_Stated task_: Identify every line in the records below that contains the word "this", and reproduce each one.

++++++++++++++++++++

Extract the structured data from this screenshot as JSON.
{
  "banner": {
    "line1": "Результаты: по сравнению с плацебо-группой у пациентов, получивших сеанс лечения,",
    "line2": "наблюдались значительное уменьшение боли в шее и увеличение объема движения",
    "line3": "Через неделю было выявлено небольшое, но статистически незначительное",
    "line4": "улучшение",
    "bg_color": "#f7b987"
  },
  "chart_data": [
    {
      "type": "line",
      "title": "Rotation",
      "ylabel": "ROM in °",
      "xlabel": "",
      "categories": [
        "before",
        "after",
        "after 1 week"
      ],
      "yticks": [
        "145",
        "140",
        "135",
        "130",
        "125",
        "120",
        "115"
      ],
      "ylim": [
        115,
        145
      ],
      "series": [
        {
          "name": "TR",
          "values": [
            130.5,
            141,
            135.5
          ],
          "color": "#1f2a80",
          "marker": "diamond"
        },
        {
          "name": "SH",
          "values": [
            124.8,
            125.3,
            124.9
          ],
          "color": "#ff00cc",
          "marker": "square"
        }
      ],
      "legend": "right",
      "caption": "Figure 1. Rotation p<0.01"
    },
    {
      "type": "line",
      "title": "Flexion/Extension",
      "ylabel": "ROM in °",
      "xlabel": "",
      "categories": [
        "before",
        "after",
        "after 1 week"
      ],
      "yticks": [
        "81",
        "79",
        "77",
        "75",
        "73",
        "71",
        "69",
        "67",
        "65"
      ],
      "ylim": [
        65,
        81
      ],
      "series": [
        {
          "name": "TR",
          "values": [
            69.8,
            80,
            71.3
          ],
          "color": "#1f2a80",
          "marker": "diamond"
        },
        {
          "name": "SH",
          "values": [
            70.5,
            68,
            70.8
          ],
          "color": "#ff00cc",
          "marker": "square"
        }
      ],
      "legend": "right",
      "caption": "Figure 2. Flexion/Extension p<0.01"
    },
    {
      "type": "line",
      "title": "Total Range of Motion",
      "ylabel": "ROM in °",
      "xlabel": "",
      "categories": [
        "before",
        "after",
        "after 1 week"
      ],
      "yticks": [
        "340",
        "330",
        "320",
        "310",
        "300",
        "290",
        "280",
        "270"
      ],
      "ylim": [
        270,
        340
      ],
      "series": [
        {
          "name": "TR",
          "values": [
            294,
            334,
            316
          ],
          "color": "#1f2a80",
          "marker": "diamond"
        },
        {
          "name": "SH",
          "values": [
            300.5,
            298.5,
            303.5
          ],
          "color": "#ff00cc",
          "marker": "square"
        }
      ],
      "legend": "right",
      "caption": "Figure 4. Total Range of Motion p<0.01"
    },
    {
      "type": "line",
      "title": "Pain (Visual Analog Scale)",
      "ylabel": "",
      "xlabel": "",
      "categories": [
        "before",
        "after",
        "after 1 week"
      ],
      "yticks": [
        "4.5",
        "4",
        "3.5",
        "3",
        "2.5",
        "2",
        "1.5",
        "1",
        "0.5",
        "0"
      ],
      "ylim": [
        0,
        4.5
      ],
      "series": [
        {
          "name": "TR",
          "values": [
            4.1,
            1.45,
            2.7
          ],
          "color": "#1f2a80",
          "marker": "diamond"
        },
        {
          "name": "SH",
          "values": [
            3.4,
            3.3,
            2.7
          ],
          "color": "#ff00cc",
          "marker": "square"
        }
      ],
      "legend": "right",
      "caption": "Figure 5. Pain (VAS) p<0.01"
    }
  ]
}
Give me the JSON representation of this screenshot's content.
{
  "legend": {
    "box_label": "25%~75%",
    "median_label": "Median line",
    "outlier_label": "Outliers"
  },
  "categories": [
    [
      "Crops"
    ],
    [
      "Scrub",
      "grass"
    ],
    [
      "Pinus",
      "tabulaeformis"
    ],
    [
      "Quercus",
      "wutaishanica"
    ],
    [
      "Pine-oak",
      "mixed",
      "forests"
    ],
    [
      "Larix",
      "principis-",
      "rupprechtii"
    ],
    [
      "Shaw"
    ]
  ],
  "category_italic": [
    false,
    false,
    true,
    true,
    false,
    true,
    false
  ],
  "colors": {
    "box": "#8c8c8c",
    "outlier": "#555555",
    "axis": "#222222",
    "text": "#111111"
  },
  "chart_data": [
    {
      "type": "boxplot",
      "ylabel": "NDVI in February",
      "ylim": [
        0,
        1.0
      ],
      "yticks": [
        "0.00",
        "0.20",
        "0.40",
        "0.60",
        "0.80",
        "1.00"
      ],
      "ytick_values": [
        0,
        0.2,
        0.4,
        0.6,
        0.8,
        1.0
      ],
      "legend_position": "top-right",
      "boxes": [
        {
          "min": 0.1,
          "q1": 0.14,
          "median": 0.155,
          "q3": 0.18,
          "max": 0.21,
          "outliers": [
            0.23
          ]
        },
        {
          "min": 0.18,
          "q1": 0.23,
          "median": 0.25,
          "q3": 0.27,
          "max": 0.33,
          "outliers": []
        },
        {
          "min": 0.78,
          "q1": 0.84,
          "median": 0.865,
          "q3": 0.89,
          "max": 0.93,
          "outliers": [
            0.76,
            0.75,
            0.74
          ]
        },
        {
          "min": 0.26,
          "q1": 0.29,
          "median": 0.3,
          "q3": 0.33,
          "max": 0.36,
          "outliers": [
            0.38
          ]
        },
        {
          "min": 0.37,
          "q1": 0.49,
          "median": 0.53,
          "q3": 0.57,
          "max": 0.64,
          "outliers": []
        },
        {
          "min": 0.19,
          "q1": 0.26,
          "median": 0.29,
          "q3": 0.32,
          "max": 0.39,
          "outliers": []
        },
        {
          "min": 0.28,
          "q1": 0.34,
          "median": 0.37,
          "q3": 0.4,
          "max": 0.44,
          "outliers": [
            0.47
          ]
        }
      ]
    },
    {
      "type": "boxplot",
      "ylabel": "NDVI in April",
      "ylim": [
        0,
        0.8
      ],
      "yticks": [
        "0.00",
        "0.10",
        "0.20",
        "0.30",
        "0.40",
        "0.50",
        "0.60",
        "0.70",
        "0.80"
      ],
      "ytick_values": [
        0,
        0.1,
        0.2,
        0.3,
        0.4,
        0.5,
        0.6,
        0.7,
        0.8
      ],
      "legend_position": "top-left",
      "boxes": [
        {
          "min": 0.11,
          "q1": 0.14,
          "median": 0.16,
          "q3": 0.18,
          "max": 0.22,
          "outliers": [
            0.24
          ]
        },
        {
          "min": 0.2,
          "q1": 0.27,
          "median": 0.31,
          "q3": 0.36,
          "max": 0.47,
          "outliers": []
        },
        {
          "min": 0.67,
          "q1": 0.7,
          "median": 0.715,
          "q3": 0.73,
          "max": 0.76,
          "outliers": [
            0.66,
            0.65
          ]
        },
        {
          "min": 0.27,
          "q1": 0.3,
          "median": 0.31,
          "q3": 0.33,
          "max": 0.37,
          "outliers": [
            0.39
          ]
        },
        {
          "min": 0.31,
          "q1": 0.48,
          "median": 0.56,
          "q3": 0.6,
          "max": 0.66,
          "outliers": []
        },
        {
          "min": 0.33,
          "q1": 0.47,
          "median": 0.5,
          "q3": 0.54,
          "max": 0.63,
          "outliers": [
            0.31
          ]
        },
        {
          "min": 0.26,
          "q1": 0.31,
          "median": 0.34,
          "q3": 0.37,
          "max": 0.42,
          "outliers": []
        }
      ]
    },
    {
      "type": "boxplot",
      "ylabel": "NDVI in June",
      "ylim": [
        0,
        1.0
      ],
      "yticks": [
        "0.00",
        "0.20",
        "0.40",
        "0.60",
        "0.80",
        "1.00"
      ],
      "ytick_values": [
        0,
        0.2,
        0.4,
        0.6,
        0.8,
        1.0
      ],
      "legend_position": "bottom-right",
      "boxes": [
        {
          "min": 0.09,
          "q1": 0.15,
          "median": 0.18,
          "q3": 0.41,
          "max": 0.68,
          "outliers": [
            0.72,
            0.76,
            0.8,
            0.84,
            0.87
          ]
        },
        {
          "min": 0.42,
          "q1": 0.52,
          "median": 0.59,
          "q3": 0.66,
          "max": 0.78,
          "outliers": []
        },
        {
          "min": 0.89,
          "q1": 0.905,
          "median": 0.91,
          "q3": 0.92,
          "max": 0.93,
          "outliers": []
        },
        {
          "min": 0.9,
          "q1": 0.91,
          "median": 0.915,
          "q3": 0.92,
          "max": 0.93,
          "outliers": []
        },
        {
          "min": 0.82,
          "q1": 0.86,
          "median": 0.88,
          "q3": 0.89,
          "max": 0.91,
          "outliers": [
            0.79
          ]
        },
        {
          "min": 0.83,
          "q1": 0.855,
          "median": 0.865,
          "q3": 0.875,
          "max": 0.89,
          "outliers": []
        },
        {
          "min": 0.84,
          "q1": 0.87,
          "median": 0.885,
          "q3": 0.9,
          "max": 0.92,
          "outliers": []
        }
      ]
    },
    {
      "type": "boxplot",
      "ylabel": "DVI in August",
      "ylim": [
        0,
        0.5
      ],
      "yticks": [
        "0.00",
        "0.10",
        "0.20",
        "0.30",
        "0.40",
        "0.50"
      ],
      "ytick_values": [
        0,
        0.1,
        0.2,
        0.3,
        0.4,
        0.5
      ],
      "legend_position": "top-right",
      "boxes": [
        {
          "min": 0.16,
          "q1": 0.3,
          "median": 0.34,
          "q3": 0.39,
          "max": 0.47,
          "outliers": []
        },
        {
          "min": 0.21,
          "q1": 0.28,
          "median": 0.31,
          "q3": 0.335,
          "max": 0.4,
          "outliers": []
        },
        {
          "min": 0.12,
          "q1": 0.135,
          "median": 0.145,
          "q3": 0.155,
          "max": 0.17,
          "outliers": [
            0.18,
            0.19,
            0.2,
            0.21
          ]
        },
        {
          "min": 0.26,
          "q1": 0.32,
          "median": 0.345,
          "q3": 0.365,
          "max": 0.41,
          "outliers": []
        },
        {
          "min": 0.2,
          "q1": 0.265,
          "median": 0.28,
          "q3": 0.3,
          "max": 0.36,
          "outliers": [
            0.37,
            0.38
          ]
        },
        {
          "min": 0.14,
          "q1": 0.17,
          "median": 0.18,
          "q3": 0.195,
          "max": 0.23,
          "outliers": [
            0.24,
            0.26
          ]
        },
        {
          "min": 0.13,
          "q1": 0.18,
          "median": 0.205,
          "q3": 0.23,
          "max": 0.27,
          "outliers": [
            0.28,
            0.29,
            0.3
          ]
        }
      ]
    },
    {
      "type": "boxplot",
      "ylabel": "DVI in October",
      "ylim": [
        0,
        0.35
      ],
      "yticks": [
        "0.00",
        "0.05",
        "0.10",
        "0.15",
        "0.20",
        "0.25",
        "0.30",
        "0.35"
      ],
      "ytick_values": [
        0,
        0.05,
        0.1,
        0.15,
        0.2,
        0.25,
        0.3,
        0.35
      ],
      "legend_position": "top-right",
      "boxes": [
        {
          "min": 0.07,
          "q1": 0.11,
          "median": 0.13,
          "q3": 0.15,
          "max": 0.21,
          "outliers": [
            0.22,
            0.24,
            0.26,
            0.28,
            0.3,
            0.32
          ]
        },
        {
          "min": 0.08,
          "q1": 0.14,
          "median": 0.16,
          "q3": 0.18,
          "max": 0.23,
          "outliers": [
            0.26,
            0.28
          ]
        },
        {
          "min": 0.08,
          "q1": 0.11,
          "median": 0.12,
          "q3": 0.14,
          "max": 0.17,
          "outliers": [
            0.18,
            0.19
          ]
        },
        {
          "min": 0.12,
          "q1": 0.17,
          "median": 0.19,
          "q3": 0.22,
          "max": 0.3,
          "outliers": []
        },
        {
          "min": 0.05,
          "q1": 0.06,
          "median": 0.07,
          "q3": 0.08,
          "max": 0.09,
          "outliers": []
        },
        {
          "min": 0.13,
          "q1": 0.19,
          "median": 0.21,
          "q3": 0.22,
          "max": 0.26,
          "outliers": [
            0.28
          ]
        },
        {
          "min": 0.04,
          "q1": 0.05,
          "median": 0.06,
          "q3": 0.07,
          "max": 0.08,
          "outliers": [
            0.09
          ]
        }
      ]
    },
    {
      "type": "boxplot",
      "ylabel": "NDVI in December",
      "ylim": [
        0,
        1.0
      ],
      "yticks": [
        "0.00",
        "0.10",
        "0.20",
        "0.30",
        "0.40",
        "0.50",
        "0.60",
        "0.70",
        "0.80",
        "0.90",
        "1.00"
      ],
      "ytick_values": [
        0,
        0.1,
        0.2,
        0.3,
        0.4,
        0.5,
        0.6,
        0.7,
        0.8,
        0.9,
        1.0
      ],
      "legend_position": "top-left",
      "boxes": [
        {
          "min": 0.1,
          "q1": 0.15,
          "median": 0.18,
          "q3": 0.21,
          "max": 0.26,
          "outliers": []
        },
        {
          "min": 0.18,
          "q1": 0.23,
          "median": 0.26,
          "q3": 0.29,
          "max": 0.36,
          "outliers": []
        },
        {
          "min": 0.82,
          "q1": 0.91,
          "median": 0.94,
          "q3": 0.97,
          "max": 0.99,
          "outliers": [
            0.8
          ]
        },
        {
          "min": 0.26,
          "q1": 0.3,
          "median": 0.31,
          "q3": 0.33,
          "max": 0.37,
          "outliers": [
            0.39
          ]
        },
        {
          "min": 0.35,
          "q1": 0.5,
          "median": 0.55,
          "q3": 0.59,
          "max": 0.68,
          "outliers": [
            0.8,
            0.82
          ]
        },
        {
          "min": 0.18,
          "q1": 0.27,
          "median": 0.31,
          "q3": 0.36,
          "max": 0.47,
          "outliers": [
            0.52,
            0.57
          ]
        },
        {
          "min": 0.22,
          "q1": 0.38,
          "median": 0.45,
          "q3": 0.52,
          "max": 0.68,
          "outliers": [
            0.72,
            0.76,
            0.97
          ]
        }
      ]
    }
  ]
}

++++++++++++++++++++

_Reply_:
Extract the structured data from this screenshot as JSON.
Give me the JSON representation of this screenshot's content.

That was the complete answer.